RECORDS SUPPLIED:

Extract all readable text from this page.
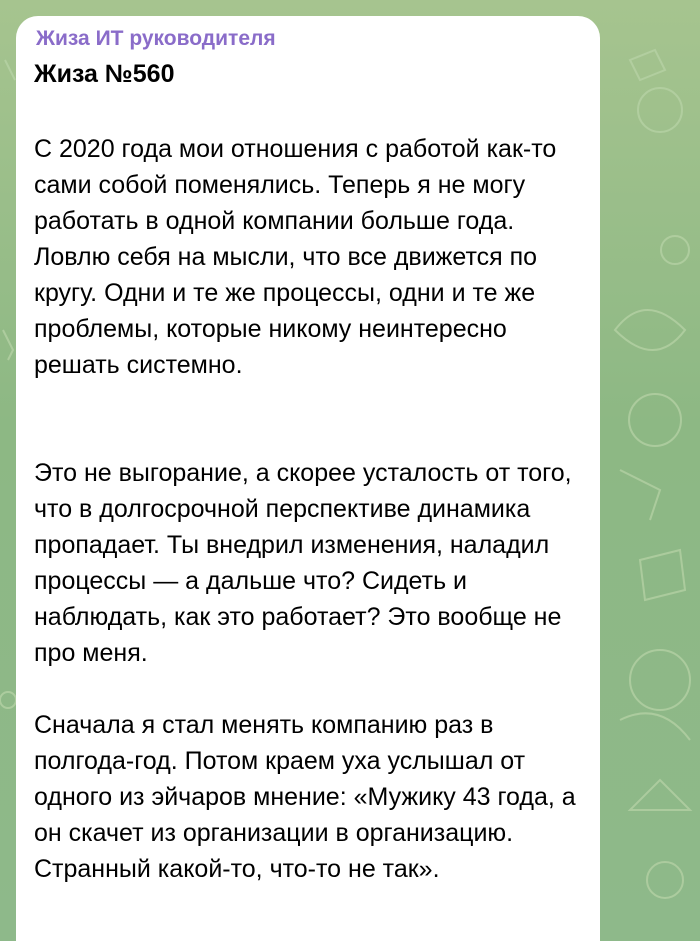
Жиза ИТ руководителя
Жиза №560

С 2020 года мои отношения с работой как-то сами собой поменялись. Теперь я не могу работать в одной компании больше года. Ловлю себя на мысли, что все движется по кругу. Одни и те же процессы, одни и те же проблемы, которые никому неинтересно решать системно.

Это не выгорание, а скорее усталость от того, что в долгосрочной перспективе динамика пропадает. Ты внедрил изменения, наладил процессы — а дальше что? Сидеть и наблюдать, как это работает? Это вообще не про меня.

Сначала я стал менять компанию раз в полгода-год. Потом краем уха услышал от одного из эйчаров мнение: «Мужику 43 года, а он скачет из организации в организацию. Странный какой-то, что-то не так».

PROBLEM STATEMENT:
Without including the pictures, reproduce all entries exactly.

THE REPLY:
Extract all readable text from this page.
Жиза ИТ руководителя
Жиза №560

С 2020 года мои отношения с работой как-то сами собой поменялись. Теперь я не могу работать в одной компании больше года. Ловлю себя на мысли, что все движется по кругу. Одни и те же процессы, одни и те же проблемы, которые никому неинтересно решать системно.

Это не выгорание, а скорее усталость от того, что в долгосрочной перспективе динамика пропадает. Ты внедрил изменения, наладил процессы — а дальше что? Сидеть и наблюдать, как это работает? Это вообще не про меня.

Сначала я стал менять компанию раз в полгода-год. Потом краем уха услышал от одного из эйчаров мнение: «Мужику 43 года, а он скачет из организации в организацию. Странный какой-то, что-то не так».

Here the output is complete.